# Task prompt
Print the listing below in its entirety, character for character.

# Task inputs

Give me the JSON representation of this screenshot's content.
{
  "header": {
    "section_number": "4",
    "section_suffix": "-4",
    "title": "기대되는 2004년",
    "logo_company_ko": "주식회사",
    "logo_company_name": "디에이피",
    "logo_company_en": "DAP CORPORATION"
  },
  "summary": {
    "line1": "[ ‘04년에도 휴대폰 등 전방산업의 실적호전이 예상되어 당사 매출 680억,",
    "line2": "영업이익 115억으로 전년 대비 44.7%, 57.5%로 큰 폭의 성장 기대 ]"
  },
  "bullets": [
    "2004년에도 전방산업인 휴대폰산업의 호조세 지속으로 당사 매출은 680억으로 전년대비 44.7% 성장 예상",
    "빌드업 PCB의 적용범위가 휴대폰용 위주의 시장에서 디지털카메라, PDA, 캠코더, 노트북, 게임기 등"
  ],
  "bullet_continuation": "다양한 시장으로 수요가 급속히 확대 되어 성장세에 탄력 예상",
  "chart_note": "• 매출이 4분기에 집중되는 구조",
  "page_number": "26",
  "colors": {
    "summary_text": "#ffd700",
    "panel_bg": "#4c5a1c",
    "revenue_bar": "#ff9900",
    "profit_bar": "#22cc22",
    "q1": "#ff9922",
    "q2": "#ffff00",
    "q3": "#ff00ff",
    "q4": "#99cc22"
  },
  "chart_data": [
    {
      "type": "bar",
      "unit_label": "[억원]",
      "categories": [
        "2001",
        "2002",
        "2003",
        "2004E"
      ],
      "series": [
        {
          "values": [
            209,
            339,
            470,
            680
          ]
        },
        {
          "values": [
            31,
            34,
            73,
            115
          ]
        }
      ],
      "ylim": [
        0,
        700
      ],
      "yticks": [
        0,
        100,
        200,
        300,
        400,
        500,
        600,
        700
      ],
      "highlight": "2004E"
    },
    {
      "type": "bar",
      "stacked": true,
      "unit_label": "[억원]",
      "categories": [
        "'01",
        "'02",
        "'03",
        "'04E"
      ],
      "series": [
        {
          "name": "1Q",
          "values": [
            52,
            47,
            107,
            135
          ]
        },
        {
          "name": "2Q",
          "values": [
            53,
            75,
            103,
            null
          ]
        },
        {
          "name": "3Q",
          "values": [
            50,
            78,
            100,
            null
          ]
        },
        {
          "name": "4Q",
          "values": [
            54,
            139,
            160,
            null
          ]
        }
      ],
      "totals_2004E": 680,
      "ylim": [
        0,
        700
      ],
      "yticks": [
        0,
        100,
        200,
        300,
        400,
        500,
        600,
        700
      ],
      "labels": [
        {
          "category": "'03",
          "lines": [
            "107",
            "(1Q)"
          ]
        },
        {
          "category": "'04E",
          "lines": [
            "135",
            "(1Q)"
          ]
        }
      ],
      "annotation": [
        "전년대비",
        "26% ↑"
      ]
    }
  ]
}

# Response to this exercise
Give me the JSON representation of this screenshot's content.
{
  "header": {
    "section_number": "4",
    "section_suffix": "-4",
    "title": "기대되는 2004년",
    "logo_company_ko": "주식회사",
    "logo_company_name": "디에이피",
    "logo_company_en": "DAP CORPORATION"
  },
  "summary": {
    "line1": "[ ‘04년에도 휴대폰 등 전방산업의 실적호전이 예상되어 당사 매출 680억,",
    "line2": "영업이익 115억으로 전년 대비 44.7%, 57.5%로 큰 폭의 성장 기대 ]"
  },
  "bullets": [
    "2004년에도 전방산업인 휴대폰산업의 호조세 지속으로 당사 매출은 680억으로 전년대비 44.7% 성장 예상",
    "빌드업 PCB의 적용범위가 휴대폰용 위주의 시장에서 디지털카메라, PDA, 캠코더, 노트북, 게임기 등"
  ],
  "bullet_continuation": "다양한 시장으로 수요가 급속히 확대 되어 성장세에 탄력 예상",
  "chart_note": "• 매출이 4분기에 집중되는 구조",
  "page_number": "26",
  "colors": {
    "summary_text": "#ffd700",
    "panel_bg": "#4c5a1c",
    "revenue_bar": "#ff9900",
    "profit_bar": "#22cc22",
    "q1": "#ff9922",
    "q2": "#ffff00",
    "q3": "#ff00ff",
    "q4": "#99cc22"
  },
  "chart_data": [
    {
      "type": "bar",
      "unit_label": "[억원]",
      "categories": [
        "2001",
        "2002",
        "2003",
        "2004E"
      ],
      "series": [
        {
          "values": [
            209,
            339,
            470,
            680
          ]
        },
        {
          "values": [
            31,
            34,
            73,
            115
          ]
        }
      ],
      "ylim": [
        0,
        700
      ],
      "yticks": [
        0,
        100,
        200,
        300,
        400,
        500,
        600,
        700
      ],
      "highlight": "2004E"
    },
    {
      "type": "bar",
      "stacked": true,
      "unit_label": "[억원]",
      "categories": [
        "'01",
        "'02",
        "'03",
        "'04E"
      ],
      "series": [
        {
          "name": "1Q",
          "values": [
            52,
            47,
            107,
            135
          ]
        },
        {
          "name": "2Q",
          "values": [
            53,
            75,
            103,
            null
          ]
        },
        {
          "name": "3Q",
          "values": [
            50,
            78,
            100,
            null
          ]
        },
        {
          "name": "4Q",
          "values": [
            54,
            139,
            160,
            null
          ]
        }
      ],
      "totals_2004E": 680,
      "ylim": [
        0,
        700
      ],
      "yticks": [
        0,
        100,
        200,
        300,
        400,
        500,
        600,
        700
      ],
      "labels": [
        {
          "category": "'03",
          "lines": [
            "107",
            "(1Q)"
          ]
        },
        {
          "category": "'04E",
          "lines": [
            "135",
            "(1Q)"
          ]
        }
      ],
      "annotation": [
        "전년대비",
        "26% ↑"
      ]
    }
  ]
}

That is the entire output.